--- Start INPUT MATERIAL ---

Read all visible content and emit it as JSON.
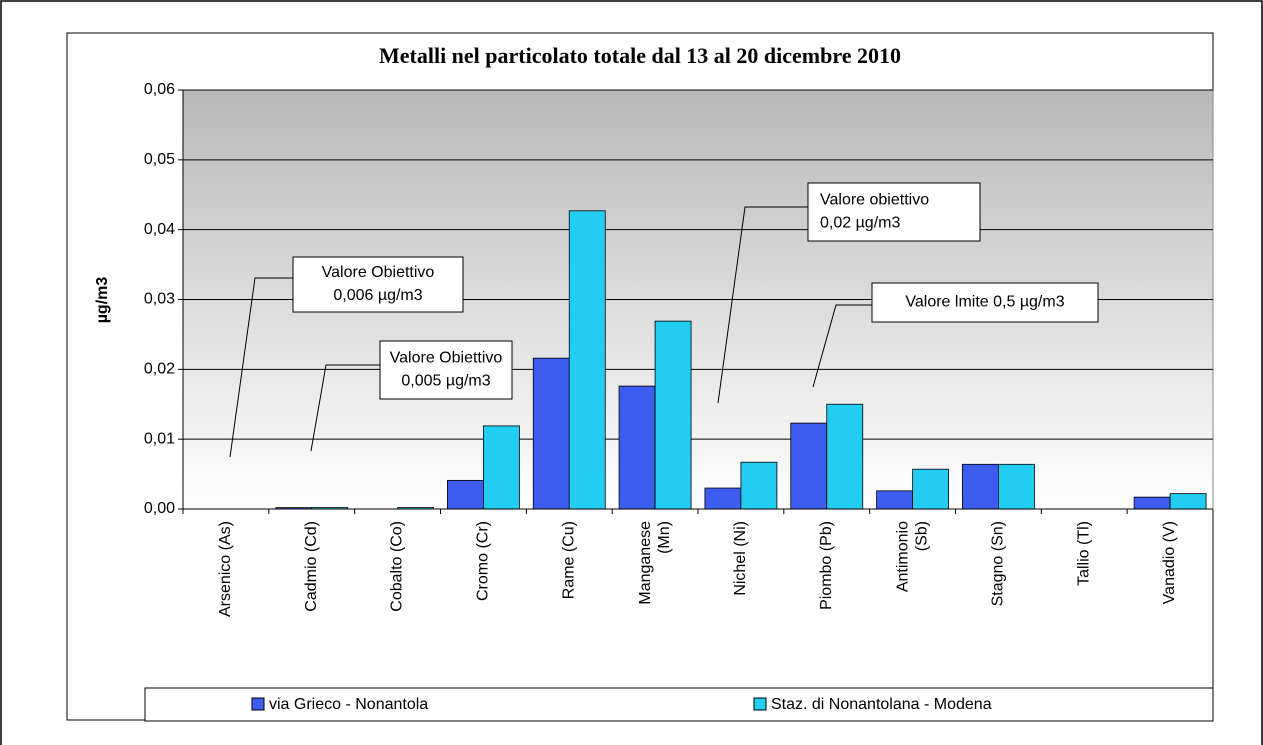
{
  "chart_data": {
    "type": "bar",
    "title": "Metalli nel particolato totale dal 13 al 20 dicembre 2010",
    "y_label": "µg/m3",
    "categories": [
      "Arsenico (As)",
      "Cadmio (Cd)",
      "Cobalto (Co)",
      "Cromo (Cr)",
      "Rame (Cu)",
      "Manganese (Mn)",
      "Nichel (Ni)",
      "Piombo (Pb)",
      "Antimonio (Sb)",
      "Stagno (Sn)",
      "Tallio (Tl)",
      "Vanadio (V)"
    ],
    "series": [
      {
        "name": "via Grieco - Nonantola",
        "color": "#3d5cf0",
        "values": [
          0,
          0.0002,
          0,
          0.0041,
          0.0216,
          0.0176,
          0.003,
          0.0123,
          0.0026,
          0.0064,
          0,
          0.0017
        ]
      },
      {
        "name": "Staz. di Nonantolana - Modena",
        "color": "#22cdf2",
        "values": [
          0,
          0.0002,
          0.0002,
          0.0119,
          0.0427,
          0.0269,
          0.0067,
          0.015,
          0.0057,
          0.0064,
          0,
          0.0022
        ]
      }
    ],
    "ylim": [
      0,
      0.06
    ],
    "yticks": [
      {
        "value": 0,
        "label": "0,00"
      },
      {
        "value": 0.01,
        "label": "0,01"
      },
      {
        "value": 0.02,
        "label": "0,02"
      },
      {
        "value": 0.03,
        "label": "0,03"
      },
      {
        "value": 0.04,
        "label": "0,04"
      },
      {
        "value": 0.05,
        "label": "0,05"
      },
      {
        "value": 0.06,
        "label": "0,06"
      }
    ],
    "grid": true,
    "legend": "bottom",
    "annotations": [
      {
        "lines": [
          "Valore Obiettivo",
          "0,006 µg/m3"
        ]
      },
      {
        "lines": [
          "Valore Obiettivo",
          "0,005 µg/m3"
        ]
      },
      {
        "lines": [
          "Valore obiettivo",
          "0,02 µg/m3"
        ]
      },
      {
        "lines": [
          "Valore lmite 0,5 µg/m3"
        ]
      }
    ]
  }
}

--- End INPUT MATERIAL ---

YOUR INSTRUCTIONS: Count every line bearing the word "name"; report the total only.

RESULT OF THIS TASK: 2